[OBJECTIVE 1]: Can you return the rows word for word, starting with the row that contains "Patent image size: (688, 552)." and ending with the last row, including both?

# Crazy Chit



## Mike Scheiber (Feb 17, 2008)

The repubs spent over 150k on Sarah Palin's new family wardrobe The joint Palen family income last year was a little over 166k


----------



## David Scholes (Jul 12, 2008)

Mike Scheiber said:


> The repubs spent over 150k on Sarah Palin's new family wardrobe The joint Palen family income last year was a little over 166k


It is crazy that they dig up this but not the other side. How much is the Obama family wardrobe? There are many concerns on Obama that get totally ignored in the MSM.


----------



## Chris McDonald (May 29, 2008)

If she loses at least she got a nice wardrobe out of it


----------



## Trish Campbell (Nov 28, 2006)

Chris McDonald said:


> If she loses at least she got a nice wardrobe out of it


LOL! True! Plus maybe a few bits on SNL every once inawhile


----------



## Mike Scheiber (Feb 17, 2008)

David Scholes said:


> It is crazy that they dig up this but not the other side. How much is the Obama family wardrobe? There are many concerns on Obama that get totally ignored in the MSM.


Dont care I'm a Dem :mrgreen:


----------



## Chris Michalek (Feb 13, 2008)

not as crazy as this
http://www.youtube.com/watch?v=6sDoyCGVacU


----------



## Mike Scheiber (Feb 17, 2008)

Some funny chit http://www.thedailyshow.com/video/index.jhtml?videoId=189119&title=mccain-says-the-s-word


----------



## Bob Scott (Mar 30, 2006)

I'd be happy to have Obama's clothing allowance. Don't think you'll find those suits on the rack at Target either. :wink:


----------



## David Scholes (Jul 12, 2008)

This guy is crazy and should be locked up:
http://www.youtube.com/watch?v=KxhYampIl7A&feature=related


----------



## Mike Scheiber (Feb 17, 2008)

David Scholes said:


> This guy is crazy and should be locked up:
> http://www.youtube.com/watch?v=KxhYampIl7A&feature=related


Why :roll: seems legit to me is there something a little off that I'm missing


----------



## David Scholes (Jul 12, 2008)

Mike Scheiber said:


> Why :roll: seems legit to me is there something a little off that I'm missing


No. 
Most people don't really pay attention or care about issues:
http://www.youtube.com/watch?v=M_m1WadbFms


----------



## David Scholes (Jul 12, 2008)

Chris Michalek said:


> not as crazy as this
> http://www.youtube.com/watch?v=6sDoyCGVacU


Oh boy. More setup to claim the election is stolen then pull an Odinga. Thank goodness for ACORN :roll:.


----------



## Patrick Murray (Mar 27, 2006)

Mike Scheiber said:


> Dont care I'm a Dem :mrgreen:


So how long have you been unemployed, Mike? :mrgreen: Just kidding.  

The problem I have with Obama is his idea of wealth re-distribution. My understanding is that people who don't even pay income tax are going to receive checks in the mail from the US Govt. that comes from (you guessed it!) working folks who actually DO pay taxes. What kind of horseshit is that? My fear is that his loyalty is to the radical left and that he's going to take from those that "do and have" and give it to those who "do not and don't have". 

I thought America was supposed to be a place where if you work hard and smart you can make a lot of money and keep the vast majority of it, after all, you earned it! Right? No. You get to keep a portion, but half (or more) must be given back to the government, because, after all, all good things stem from government, right? 

This would have been a great year for a strong independent to run for office. I know there are many people voting against the Republicans by casting their lot with Obama. It's too bad the Republicans didn't have a more appealing candidate.

[OBJECTIVE 2]: Would you retype the forum thread starting at "I thought America" and ending at "more appealing candidate.", word for word?

[TASK INPUTS]:
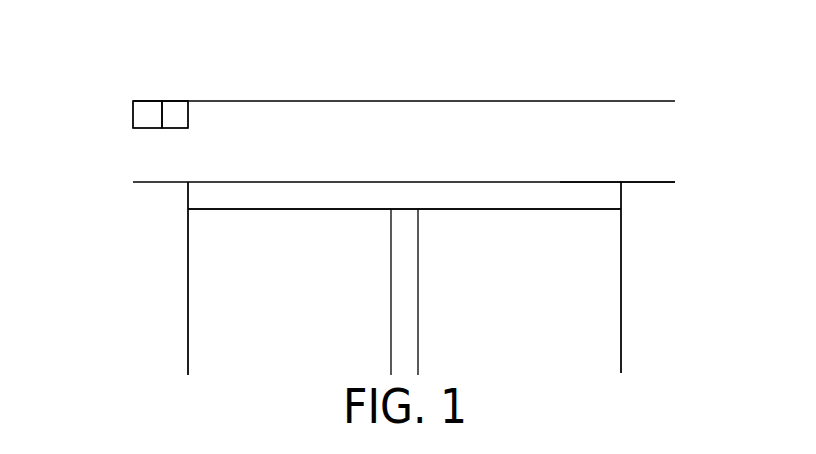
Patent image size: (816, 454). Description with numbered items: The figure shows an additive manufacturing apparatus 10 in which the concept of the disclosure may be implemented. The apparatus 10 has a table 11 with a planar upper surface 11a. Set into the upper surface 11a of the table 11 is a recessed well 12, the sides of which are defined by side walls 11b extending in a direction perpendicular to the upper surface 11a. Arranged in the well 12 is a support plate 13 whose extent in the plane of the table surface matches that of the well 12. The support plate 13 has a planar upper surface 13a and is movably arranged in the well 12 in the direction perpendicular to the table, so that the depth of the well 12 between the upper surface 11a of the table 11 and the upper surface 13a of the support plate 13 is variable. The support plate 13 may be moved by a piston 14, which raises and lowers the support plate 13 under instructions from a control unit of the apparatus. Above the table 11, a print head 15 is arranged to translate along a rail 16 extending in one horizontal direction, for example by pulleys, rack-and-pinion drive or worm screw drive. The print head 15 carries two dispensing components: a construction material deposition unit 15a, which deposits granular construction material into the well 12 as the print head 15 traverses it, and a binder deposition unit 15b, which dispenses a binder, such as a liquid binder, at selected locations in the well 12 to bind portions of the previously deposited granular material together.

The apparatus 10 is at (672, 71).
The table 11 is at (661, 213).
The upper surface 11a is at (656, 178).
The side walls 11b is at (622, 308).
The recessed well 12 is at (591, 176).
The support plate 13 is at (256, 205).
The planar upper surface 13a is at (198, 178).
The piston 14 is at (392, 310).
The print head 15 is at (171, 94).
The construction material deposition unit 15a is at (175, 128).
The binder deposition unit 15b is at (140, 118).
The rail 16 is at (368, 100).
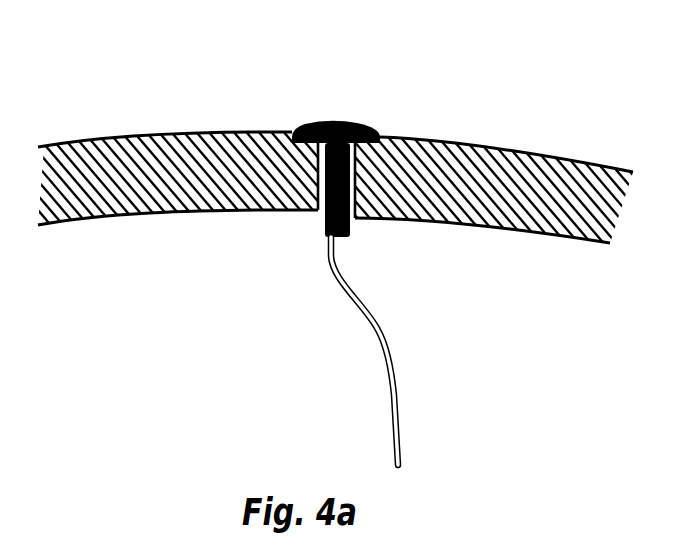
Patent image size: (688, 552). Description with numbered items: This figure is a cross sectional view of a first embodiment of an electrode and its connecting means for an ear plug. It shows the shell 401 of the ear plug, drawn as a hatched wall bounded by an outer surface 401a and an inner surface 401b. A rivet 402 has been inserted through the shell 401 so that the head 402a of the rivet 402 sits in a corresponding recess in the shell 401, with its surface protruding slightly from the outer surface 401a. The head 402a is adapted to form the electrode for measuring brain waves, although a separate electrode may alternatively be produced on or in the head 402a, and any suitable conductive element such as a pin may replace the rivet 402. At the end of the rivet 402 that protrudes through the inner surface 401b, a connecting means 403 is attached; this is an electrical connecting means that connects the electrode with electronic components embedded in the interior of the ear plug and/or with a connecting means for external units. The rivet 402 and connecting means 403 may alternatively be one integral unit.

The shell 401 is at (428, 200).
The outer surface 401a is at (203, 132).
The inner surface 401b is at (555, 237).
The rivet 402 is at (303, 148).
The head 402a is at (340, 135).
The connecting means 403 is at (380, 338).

[COMPLETE OUTPUT 1]:
Patent image size: (688, 552). Description with numbered items: This figure is a cross sectional view of a first embodiment of an electrode and its connecting means for an ear plug. It shows the shell 401 of the ear plug, drawn as a hatched wall bounded by an outer surface 401a and an inner surface 401b. A rivet 402 has been inserted through the shell 401 so that the head 402a of the rivet 402 sits in a corresponding recess in the shell 401, with its surface protruding slightly from the outer surface 401a. The head 402a is adapted to form the electrode for measuring brain waves, although a separate electrode may alternatively be produced on or in the head 402a, and any suitable conductive element such as a pin may replace the rivet 402. At the end of the rivet 402 that protrudes through the inner surface 401b, a connecting means 403 is attached; this is an electrical connecting means that connects the electrode with electronic components embedded in the interior of the ear plug and/or with a connecting means for external units. The rivet 402 and connecting means 403 may alternatively be one integral unit.

The shell 401 is at (428, 200).
The outer surface 401a is at (203, 132).
The inner surface 401b is at (555, 237).
The rivet 402 is at (303, 148).
The head 402a is at (340, 135).
The connecting means 403 is at (380, 338).

[COMPLETE OUTPUT 2]:
I thought America was supposed to be a place where if you work hard and smart you can make a lot of money and keep the vast majority of it, after all, you earned it! Right? No. You get to keep a portion, but half (or more) must be given back to the government, because, after all, all good things stem from government, right? 

This would have been a great year for a strong independent to run for office. I know there are many people voting against the Republicans by casting their lot with Obama. It's too bad the Republicans didn't have a more appealing candidate.